Problem to solve: Your task is to give the data again, exactly, with every line intact.

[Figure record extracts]
>> start

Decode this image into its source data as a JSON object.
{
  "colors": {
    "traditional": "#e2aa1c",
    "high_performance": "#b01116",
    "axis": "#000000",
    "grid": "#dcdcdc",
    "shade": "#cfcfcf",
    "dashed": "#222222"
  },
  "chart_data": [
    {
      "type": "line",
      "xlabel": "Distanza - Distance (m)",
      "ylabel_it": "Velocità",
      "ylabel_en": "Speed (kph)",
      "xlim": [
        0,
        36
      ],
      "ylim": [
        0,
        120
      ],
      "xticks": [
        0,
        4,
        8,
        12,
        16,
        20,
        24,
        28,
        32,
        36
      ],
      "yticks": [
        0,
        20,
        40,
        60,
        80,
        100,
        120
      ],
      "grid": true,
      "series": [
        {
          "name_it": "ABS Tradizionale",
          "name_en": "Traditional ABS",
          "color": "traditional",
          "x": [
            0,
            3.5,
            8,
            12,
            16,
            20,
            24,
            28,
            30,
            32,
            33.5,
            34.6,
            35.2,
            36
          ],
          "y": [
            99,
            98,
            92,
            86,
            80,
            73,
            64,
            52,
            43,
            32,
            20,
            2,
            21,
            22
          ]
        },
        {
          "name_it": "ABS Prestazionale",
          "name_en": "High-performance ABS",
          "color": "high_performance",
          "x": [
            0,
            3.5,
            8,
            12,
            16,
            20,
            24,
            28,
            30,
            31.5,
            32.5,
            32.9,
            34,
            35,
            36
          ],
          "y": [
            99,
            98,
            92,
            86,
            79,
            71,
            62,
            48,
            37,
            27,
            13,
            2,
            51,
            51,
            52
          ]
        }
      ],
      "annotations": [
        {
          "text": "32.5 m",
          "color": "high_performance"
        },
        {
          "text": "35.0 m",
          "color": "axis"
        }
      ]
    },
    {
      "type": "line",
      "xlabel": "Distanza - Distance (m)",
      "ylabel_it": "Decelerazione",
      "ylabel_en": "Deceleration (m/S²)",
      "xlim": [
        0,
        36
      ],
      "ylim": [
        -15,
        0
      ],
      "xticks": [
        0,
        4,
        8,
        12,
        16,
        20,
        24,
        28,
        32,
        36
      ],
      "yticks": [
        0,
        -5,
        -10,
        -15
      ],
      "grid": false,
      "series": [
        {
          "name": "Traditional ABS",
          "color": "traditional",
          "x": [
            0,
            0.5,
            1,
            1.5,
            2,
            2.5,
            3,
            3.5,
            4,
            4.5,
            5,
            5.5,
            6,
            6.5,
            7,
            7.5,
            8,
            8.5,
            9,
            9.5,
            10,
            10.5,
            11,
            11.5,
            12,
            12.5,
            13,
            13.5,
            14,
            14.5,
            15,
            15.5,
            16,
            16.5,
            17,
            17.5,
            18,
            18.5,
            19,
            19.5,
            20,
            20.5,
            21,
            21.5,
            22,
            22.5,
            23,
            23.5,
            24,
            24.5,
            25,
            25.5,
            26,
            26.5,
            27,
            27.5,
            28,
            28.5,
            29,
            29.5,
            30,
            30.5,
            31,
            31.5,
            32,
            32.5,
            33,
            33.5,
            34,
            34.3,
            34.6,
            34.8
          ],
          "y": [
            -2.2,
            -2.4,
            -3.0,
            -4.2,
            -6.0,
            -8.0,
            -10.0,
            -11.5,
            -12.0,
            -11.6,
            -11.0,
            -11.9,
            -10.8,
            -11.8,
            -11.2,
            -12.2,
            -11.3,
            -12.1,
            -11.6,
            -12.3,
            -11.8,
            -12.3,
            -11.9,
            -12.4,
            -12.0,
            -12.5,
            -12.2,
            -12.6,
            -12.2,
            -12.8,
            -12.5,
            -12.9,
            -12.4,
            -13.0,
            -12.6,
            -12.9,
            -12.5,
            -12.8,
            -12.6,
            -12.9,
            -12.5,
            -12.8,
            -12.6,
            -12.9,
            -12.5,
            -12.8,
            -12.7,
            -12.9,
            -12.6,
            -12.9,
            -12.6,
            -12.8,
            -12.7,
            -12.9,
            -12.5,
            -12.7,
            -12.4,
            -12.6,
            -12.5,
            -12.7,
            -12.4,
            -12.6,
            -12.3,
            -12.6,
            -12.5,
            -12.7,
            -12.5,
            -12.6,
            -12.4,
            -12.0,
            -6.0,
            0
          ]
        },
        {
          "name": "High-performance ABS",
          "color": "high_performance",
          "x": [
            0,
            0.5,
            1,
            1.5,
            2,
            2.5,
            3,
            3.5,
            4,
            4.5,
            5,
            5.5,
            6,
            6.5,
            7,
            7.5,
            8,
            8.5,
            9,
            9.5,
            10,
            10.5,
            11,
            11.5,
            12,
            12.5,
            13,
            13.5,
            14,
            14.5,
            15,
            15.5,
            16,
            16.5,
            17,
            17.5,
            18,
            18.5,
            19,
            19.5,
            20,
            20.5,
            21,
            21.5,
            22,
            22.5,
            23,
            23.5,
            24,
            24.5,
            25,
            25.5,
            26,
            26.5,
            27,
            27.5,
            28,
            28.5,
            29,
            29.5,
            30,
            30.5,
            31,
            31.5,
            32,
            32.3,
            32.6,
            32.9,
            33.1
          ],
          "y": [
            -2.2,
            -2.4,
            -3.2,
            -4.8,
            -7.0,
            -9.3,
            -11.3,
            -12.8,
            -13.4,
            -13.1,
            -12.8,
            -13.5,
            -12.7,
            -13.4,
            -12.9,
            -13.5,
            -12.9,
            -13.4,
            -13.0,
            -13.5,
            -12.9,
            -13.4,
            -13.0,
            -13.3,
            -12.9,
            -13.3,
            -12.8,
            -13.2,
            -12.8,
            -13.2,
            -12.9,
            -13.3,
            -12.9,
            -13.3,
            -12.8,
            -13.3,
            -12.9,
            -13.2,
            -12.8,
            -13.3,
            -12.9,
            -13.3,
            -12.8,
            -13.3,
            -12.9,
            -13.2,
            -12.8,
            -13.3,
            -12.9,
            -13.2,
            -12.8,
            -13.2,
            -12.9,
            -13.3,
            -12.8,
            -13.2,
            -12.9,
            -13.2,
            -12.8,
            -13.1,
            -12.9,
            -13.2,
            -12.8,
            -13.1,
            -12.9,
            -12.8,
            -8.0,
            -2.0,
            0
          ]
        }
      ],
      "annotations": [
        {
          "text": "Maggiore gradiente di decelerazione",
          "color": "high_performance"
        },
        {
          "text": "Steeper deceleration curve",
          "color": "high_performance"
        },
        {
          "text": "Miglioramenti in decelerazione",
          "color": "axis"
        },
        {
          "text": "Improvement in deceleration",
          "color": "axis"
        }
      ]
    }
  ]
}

>> end

Finished task:
Decode this image into its source data as a JSON object.
{
  "colors": {
    "traditional": "#e2aa1c",
    "high_performance": "#b01116",
    "axis": "#000000",
    "grid": "#dcdcdc",
    "shade": "#cfcfcf",
    "dashed": "#222222"
  },
  "chart_data": [
    {
      "type": "line",
      "xlabel": "Distanza - Distance (m)",
      "ylabel_it": "Velocità",
      "ylabel_en": "Speed (kph)",
      "xlim": [
        0,
        36
      ],
      "ylim": [
        0,
        120
      ],
      "xticks": [
        0,
        4,
        8,
        12,
        16,
        20,
        24,
        28,
        32,
        36
      ],
      "yticks": [
        0,
        20,
        40,
        60,
        80,
        100,
        120
      ],
      "grid": true,
      "series": [
        {
          "name_it": "ABS Tradizionale",
          "name_en": "Traditional ABS",
          "color": "traditional",
          "x": [
            0,
            3.5,
            8,
            12,
            16,
            20,
            24,
            28,
            30,
            32,
            33.5,
            34.6,
            35.2,
            36
          ],
          "y": [
            99,
            98,
            92,
            86,
            80,
            73,
            64,
            52,
            43,
            32,
            20,
            2,
            21,
            22
          ]
        },
        {
          "name_it": "ABS Prestazionale",
          "name_en": "High-performance ABS",
          "color": "high_performance",
          "x": [
            0,
            3.5,
            8,
            12,
            16,
            20,
            24,
            28,
            30,
            31.5,
            32.5,
            32.9,
            34,
            35,
            36
          ],
          "y": [
            99,
            98,
            92,
            86,
            79,
            71,
            62,
            48,
            37,
            27,
            13,
            2,
            51,
            51,
            52
          ]
        }
      ],
      "annotations": [
        {
          "text": "32.5 m",
          "color": "high_performance"
        },
        {
          "text": "35.0 m",
          "color": "axis"
        }
      ]
    },
    {
      "type": "line",
      "xlabel": "Distanza - Distance (m)",
      "ylabel_it": "Decelerazione",
      "ylabel_en": "Deceleration (m/S²)",
      "xlim": [
        0,
        36
      ],
      "ylim": [
        -15,
        0
      ],
      "xticks": [
        0,
        4,
        8,
        12,
        16,
        20,
        24,
        28,
        32,
        36
      ],
      "yticks": [
        0,
        -5,
        -10,
        -15
      ],
      "grid": false,
      "series": [
        {
          "name": "Traditional ABS",
          "color": "traditional",
          "x": [
            0,
            0.5,
            1,
            1.5,
            2,
            2.5,
            3,
            3.5,
            4,
            4.5,
            5,
            5.5,
            6,
            6.5,
            7,
            7.5,
            8,
            8.5,
            9,
            9.5,
            10,
            10.5,
            11,
            11.5,
            12,
            12.5,
            13,
            13.5,
            14,
            14.5,
            15,
            15.5,
            16,
            16.5,
            17,
            17.5,
            18,
            18.5,
            19,
            19.5,
            20,
            20.5,
            21,
            21.5,
            22,
            22.5,
            23,
            23.5,
            24,
            24.5,
            25,
            25.5,
            26,
            26.5,
            27,
            27.5,
            28,
            28.5,
            29,
            29.5,
            30,
            30.5,
            31,
            31.5,
            32,
            32.5,
            33,
            33.5,
            34,
            34.3,
            34.6,
            34.8
          ],
          "y": [
            -2.2,
            -2.4,
            -3.0,
            -4.2,
            -6.0,
            -8.0,
            -10.0,
            -11.5,
            -12.0,
            -11.6,
            -11.0,
            -11.9,
            -10.8,
            -11.8,
            -11.2,
            -12.2,
            -11.3,
            -12.1,
            -11.6,
            -12.3,
            -11.8,
            -12.3,
            -11.9,
            -12.4,
            -12.0,
            -12.5,
            -12.2,
            -12.6,
            -12.2,
            -12.8,
            -12.5,
            -12.9,
            -12.4,
            -13.0,
            -12.6,
            -12.9,
            -12.5,
            -12.8,
            -12.6,
            -12.9,
            -12.5,
            -12.8,
            -12.6,
            -12.9,
            -12.5,
            -12.8,
            -12.7,
            -12.9,
            -12.6,
            -12.9,
            -12.6,
            -12.8,
            -12.7,
            -12.9,
            -12.5,
            -12.7,
            -12.4,
            -12.6,
            -12.5,
            -12.7,
            -12.4,
            -12.6,
            -12.3,
            -12.6,
            -12.5,
            -12.7,
            -12.5,
            -12.6,
            -12.4,
            -12.0,
            -6.0,
            0
          ]
        },
        {
          "name": "High-performance ABS",
          "color": "high_performance",
          "x": [
            0,
            0.5,
            1,
            1.5,
            2,
            2.5,
            3,
            3.5,
            4,
            4.5,
            5,
            5.5,
            6,
            6.5,
            7,
            7.5,
            8,
            8.5,
            9,
            9.5,
            10,
            10.5,
            11,
            11.5,
            12,
            12.5,
            13,
            13.5,
            14,
            14.5,
            15,
            15.5,
            16,
            16.5,
            17,
            17.5,
            18,
            18.5,
            19,
            19.5,
            20,
            20.5,
            21,
            21.5,
            22,
            22.5,
            23,
            23.5,
            24,
            24.5,
            25,
            25.5,
            26,
            26.5,
            27,
            27.5,
            28,
            28.5,
            29,
            29.5,
            30,
            30.5,
            31,
            31.5,
            32,
            32.3,
            32.6,
            32.9,
            33.1
          ],
          "y": [
            -2.2,
            -2.4,
            -3.2,
            -4.8,
            -7.0,
            -9.3,
            -11.3,
            -12.8,
            -13.4,
            -13.1,
            -12.8,
            -13.5,
            -12.7,
            -13.4,
            -12.9,
            -13.5,
            -12.9,
            -13.4,
            -13.0,
            -13.5,
            -12.9,
            -13.4,
            -13.0,
            -13.3,
            -12.9,
            -13.3,
            -12.8,
            -13.2,
            -12.8,
            -13.2,
            -12.9,
            -13.3,
            -12.9,
            -13.3,
            -12.8,
            -13.3,
            -12.9,
            -13.2,
            -12.8,
            -13.3,
            -12.9,
            -13.3,
            -12.8,
            -13.3,
            -12.9,
            -13.2,
            -12.8,
            -13.3,
            -12.9,
            -13.2,
            -12.8,
            -13.2,
            -12.9,
            -13.3,
            -12.8,
            -13.2,
            -12.9,
            -13.2,
            -12.8,
            -13.1,
            -12.9,
            -13.2,
            -12.8,
            -13.1,
            -12.9,
            -12.8,
            -8.0,
            -2.0,
            0
          ]
        }
      ],
      "annotations": [
        {
          "text": "Maggiore gradiente di decelerazione",
          "color": "high_performance"
        },
        {
          "text": "Steeper deceleration curve",
          "color": "high_performance"
        },
        {
          "text": "Miglioramenti in decelerazione",
          "color": "axis"
        },
        {
          "text": "Improvement in deceleration",
          "color": "axis"
        }
      ]
    }
  ]
}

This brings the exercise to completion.